─── Document extract

The changing natural gas landscape—driven by the rise of liquid natural gas (LNG) projects, unconventional boom in North America, protracted global economic slowdown, post-Fukushima recalibration in the nuclear sector, and shifting geography of demand and supply—has renewed debate over the geopolitics of Russia’s energy security. A common refrain is that the increasing interconnectedness and flexibility of global gas markets will introduce a welcome corrective to Russia’s energy policies at home and abroad, encouraging pragmatic commercial dealings and political accommodation with European and Asian partners. Recent steps toward supply diversification and price renegotiation across Europe—especially among heavily import-dependent Lithuania, Bulgaria, and Ukraine— are seen as harbingers of this power shift in Eurasian energy diplomacy.
Others, including the leadership in Moscow, dismiss the enthusiasm for shale as a “soap bubble” destined to burst. They boast that Russia will continue to enjoy incremental supply advantages to promote political ambitions in relations with rival Eurasian producers and vulnerable transit states and European customers. They see new favorable long-term supply deals with Serbia and Armenia, the defeat of the Nabucco bypass pipeline, and the wooing of Gazprom in the sell-off of the insolvent Greek national gas company as suggestive of Moscow’s lingering prowess and as evidence that its pooh-poohing of a global gas revolution may be more than wishful thinking.
This debate is traced to an underlying controversy between realism and its critics over the significance of energy resource nationalism. Yet this formulation presents a false dichotomy between globalization and geopolitics and neglects Moscow’s mixed record with gas diplomacy. As well, talk of the demise of a petro-gas state counts Russia down prematurely by overlooking Gazprom’s lasting competitive advantages in established markets across Eurasia. It also treats the revolutionary effects of the LNG-shale nexus as a given, without fully appreciating either the uncertainties of the latest trends or how Moscow’s current choices can affect future opportunities. Jettisoning such blinders reveals the promise of elevating joint profit-seeking interests over atavistic power plays for Russian, European, and American energy security.

──────

# [Task instructions]
1. Do these statements agree with the passage on Russia's gas diplomacy? (a) The leadership in Moscow treats the enthusiasm for shale as a "soap bubble." (b) The Nabucco bypass pipeline went ahead. (c) The passage holds that talk of Russia's demise as a petro-gas state is premature. Answer yes or no for each, and quote the words of the passage that decide it.
2. Write what comes next in the passage on Russia's gas diplomacy, picking up after its final sentence.
The items after this point come from a separate source, not from the passage on Russia's gas diplomacy.

─── Entries supplied

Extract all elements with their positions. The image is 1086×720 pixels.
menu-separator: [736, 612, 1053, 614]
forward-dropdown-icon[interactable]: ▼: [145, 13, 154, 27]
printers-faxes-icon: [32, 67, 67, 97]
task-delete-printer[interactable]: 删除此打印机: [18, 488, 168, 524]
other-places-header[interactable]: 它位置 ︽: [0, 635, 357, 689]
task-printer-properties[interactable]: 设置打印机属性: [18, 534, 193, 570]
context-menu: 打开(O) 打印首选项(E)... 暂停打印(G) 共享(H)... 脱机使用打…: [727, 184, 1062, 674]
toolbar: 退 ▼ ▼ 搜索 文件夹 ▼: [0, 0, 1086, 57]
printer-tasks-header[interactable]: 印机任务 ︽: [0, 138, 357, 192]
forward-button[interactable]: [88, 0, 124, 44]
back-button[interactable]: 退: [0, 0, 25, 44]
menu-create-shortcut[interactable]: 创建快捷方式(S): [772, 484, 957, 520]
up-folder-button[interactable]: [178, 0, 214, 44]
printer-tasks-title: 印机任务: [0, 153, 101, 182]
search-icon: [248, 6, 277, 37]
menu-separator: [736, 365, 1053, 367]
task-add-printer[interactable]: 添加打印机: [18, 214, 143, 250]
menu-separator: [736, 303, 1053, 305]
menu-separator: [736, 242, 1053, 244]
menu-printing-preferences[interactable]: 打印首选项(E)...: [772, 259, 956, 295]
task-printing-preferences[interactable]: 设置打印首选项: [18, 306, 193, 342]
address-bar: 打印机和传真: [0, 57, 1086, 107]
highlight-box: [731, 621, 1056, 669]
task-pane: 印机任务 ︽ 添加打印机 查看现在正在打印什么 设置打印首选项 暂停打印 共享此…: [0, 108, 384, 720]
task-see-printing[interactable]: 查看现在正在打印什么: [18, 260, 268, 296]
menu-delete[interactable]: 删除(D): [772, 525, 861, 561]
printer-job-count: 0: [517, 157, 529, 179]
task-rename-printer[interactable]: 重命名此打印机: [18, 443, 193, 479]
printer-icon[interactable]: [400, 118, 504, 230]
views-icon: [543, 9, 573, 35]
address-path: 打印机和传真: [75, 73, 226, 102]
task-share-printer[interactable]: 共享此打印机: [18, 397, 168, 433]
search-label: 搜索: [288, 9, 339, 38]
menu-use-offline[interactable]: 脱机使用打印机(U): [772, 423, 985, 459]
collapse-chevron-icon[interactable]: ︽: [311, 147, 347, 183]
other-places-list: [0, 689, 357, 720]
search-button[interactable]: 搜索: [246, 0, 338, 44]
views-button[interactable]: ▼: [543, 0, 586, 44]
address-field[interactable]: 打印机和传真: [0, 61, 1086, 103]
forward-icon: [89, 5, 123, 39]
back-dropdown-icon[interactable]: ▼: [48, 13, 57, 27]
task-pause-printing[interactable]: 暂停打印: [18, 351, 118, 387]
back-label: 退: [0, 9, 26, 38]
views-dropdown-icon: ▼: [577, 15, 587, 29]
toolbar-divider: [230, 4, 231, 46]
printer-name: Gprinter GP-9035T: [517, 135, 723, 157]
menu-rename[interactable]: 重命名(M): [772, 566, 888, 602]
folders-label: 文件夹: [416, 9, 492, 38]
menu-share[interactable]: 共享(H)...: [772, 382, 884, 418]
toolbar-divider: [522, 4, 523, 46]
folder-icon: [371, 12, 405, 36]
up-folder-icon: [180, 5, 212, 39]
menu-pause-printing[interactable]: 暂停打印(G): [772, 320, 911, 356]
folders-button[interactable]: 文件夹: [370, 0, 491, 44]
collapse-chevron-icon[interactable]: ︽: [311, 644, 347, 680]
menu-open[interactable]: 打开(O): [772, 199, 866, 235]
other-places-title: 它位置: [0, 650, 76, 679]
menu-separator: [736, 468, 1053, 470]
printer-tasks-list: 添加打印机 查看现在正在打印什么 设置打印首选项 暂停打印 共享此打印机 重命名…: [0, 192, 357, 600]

──────

# [Outputs]
1.
(a) Yes: "dismiss the enthusiasm for shale as a “soap bubble” destined to burst"
(b) No: "the defeat of the Nabucco bypass pipeline"
(c) Yes: "talk of the demise of a petro-gas state counts Russia down prematurely"

2.
The Geopolitical Face of Russian Gas: A Mixed Bag
Under President Vladimir Putin, Russia’s foreign energy posture has embraced the interrelated goals of protecting shares in established gas markets, preempting competition from other sources and suppliers, and leveraging such efforts for commercial and political gain. Relying on a variety of tactics—e.g. discretionary price cuts/hikes, take or pay obligations, state supported subsidies and centralized control over the domestic sector, export tax exemptions, physical supply disruptions, and veiled threats of orchestrating a new gas cartel and arbitrarily switching deliveries between established import dependent European customers and emerging markets in Asia—Moscow has repeatedly flexed Russia’s tremendous natural gas endowments and diffused pipeline network against vulnerable post-Soviet customers and transit states. This has been pursued with seemingly little regard to the pain inflicted upon downstream customers in Europe and Central Asian supply partners. Hence, it is widely believed that geopolitical relief will come with the convergence of sustained weakness in Europe’s demand for gas, growth in global LNG markets, the unconventional gas boom in the United States, and the aggressive pursuit of new markets by other suppliers. Together these factors are expected to transform the global gas landscape in ways largely inimical to Russia’s great power ambitions, compelling Moscow to rethink its coercive strategy.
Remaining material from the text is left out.